Prompt: Print out each entry below exactly, please.

==== Records provided ====

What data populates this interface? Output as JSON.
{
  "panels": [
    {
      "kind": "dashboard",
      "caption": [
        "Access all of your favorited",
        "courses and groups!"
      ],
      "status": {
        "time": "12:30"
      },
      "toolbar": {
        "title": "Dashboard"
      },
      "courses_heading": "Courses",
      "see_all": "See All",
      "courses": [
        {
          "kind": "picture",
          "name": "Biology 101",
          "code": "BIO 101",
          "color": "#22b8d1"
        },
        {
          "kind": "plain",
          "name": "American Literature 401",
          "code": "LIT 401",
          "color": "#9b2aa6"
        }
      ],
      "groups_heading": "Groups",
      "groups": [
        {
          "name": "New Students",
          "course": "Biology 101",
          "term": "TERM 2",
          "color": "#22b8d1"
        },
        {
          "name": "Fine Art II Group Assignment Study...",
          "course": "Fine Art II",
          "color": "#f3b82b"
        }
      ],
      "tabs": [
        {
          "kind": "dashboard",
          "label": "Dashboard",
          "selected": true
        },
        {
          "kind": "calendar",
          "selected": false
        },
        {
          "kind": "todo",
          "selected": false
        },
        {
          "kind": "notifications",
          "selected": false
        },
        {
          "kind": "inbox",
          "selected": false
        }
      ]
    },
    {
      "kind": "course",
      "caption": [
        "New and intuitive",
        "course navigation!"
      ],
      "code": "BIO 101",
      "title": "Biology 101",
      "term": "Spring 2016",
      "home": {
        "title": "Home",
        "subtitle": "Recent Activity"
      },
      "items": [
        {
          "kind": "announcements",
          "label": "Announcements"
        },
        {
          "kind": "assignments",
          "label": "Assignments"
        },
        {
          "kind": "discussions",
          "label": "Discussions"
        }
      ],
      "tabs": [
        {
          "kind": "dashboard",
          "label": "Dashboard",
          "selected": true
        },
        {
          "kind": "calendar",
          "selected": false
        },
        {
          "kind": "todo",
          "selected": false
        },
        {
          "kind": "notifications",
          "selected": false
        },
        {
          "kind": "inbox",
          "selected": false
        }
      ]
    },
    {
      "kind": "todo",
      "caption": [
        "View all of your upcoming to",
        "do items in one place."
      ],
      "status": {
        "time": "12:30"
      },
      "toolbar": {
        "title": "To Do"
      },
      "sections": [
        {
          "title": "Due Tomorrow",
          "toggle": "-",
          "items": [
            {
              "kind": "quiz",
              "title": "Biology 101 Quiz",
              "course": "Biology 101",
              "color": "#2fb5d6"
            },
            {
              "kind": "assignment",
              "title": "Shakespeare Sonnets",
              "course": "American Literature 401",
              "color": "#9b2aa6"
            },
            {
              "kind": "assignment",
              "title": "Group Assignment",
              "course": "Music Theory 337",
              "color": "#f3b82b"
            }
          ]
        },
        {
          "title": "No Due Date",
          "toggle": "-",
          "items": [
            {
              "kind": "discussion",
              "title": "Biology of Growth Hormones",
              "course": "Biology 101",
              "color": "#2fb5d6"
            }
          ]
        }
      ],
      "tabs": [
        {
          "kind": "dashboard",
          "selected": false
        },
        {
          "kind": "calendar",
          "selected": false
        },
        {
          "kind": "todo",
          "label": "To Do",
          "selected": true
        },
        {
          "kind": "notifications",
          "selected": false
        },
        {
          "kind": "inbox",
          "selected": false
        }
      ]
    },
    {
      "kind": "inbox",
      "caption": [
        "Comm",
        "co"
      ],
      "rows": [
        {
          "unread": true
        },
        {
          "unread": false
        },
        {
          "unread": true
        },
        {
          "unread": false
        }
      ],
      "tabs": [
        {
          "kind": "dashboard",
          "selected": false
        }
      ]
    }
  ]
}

====

Written response:
What data populates this interface? Output as JSON.
{
  "panels": [
    {
      "kind": "dashboard",
      "caption": [
        "Access all of your favorited",
        "courses and groups!"
      ],
      "status": {
        "time": "12:30"
      },
      "toolbar": {
        "title": "Dashboard"
      },
      "courses_heading": "Courses",
      "see_all": "See All",
      "courses": [
        {
          "kind": "picture",
          "name": "Biology 101",
          "code": "BIO 101",
          "color": "#22b8d1"
        },
        {
          "kind": "plain",
          "name": "American Literature 401",
          "code": "LIT 401",
          "color": "#9b2aa6"
        }
      ],
      "groups_heading": "Groups",
      "groups": [
        {
          "name": "New Students",
          "course": "Biology 101",
          "term": "TERM 2",
          "color": "#22b8d1"
        },
        {
          "name": "Fine Art II Group Assignment Study...",
          "course": "Fine Art II",
          "color": "#f3b82b"
        }
      ],
      "tabs": [
        {
          "kind": "dashboard",
          "label": "Dashboard",
          "selected": true
        },
        {
          "kind": "calendar",
          "selected": false
        },
        {
          "kind": "todo",
          "selected": false
        },
        {
          "kind": "notifications",
          "selected": false
        },
        {
          "kind": "inbox",
          "selected": false
        }
      ]
    },
    {
      "kind": "course",
      "caption": [
        "New and intuitive",
        "course navigation!"
      ],
      "code": "BIO 101",
      "title": "Biology 101",
      "term": "Spring 2016",
      "home": {
        "title": "Home",
        "subtitle": "Recent Activity"
      },
      "items": [
        {
          "kind": "announcements",
          "label": "Announcements"
        },
        {
          "kind": "assignments",
          "label": "Assignments"
        },
        {
          "kind": "discussions",
          "label": "Discussions"
        }
      ],
      "tabs": [
        {
          "kind": "dashboard",
          "label": "Dashboard",
          "selected": true
        },
        {
          "kind": "calendar",
          "selected": false
        },
        {
          "kind": "todo",
          "selected": false
        },
        {
          "kind": "notifications",
          "selected": false
        },
        {
          "kind": "inbox",
          "selected": false
        }
      ]
    },
    {
      "kind": "todo",
      "caption": [
        "View all of your upcoming to",
        "do items in one place."
      ],
      "status": {
        "time": "12:30"
      },
      "toolbar": {
        "title": "To Do"
      },
      "sections": [
        {
          "title": "Due Tomorrow",
          "toggle": "-",
          "items": [
            {
              "kind": "quiz",
              "title": "Biology 101 Quiz",
              "course": "Biology 101",
              "color": "#2fb5d6"
            },
            {
              "kind": "assignment",
              "title": "Shakespeare Sonnets",
              "course": "American Literature 401",
              "color": "#9b2aa6"
            },
            {
              "kind": "assignment",
              "title": "Group Assignment",
              "course": "Music Theory 337",
              "color": "#f3b82b"
            }
          ]
        },
        {
          "title": "No Due Date",
          "toggle": "-",
          "items": [
            {
              "kind": "discussion",
              "title": "Biology of Growth Hormones",
              "course": "Biology 101",
              "color": "#2fb5d6"
            }
          ]
        }
      ],
      "tabs": [
        {
          "kind": "dashboard",
          "selected": false
        },
        {
          "kind": "calendar",
          "selected": false
        },
        {
          "kind": "todo",
          "label": "To Do",
          "selected": true
        },
        {
          "kind": "notifications",
          "selected": false
        },
        {
          "kind": "inbox",
          "selected": false
        }
      ]
    },
    {
      "kind": "inbox",
      "caption": [
        "Comm",
        "co"
      ],
      "rows": [
        {
          "unread": true
        },
        {
          "unread": false
        },
        {
          "unread": true
        },
        {
          "unread": false
        }
      ],
      "tabs": [
        {
          "kind": "dashboard",
          "selected": false
        }
      ]
    }
  ]
}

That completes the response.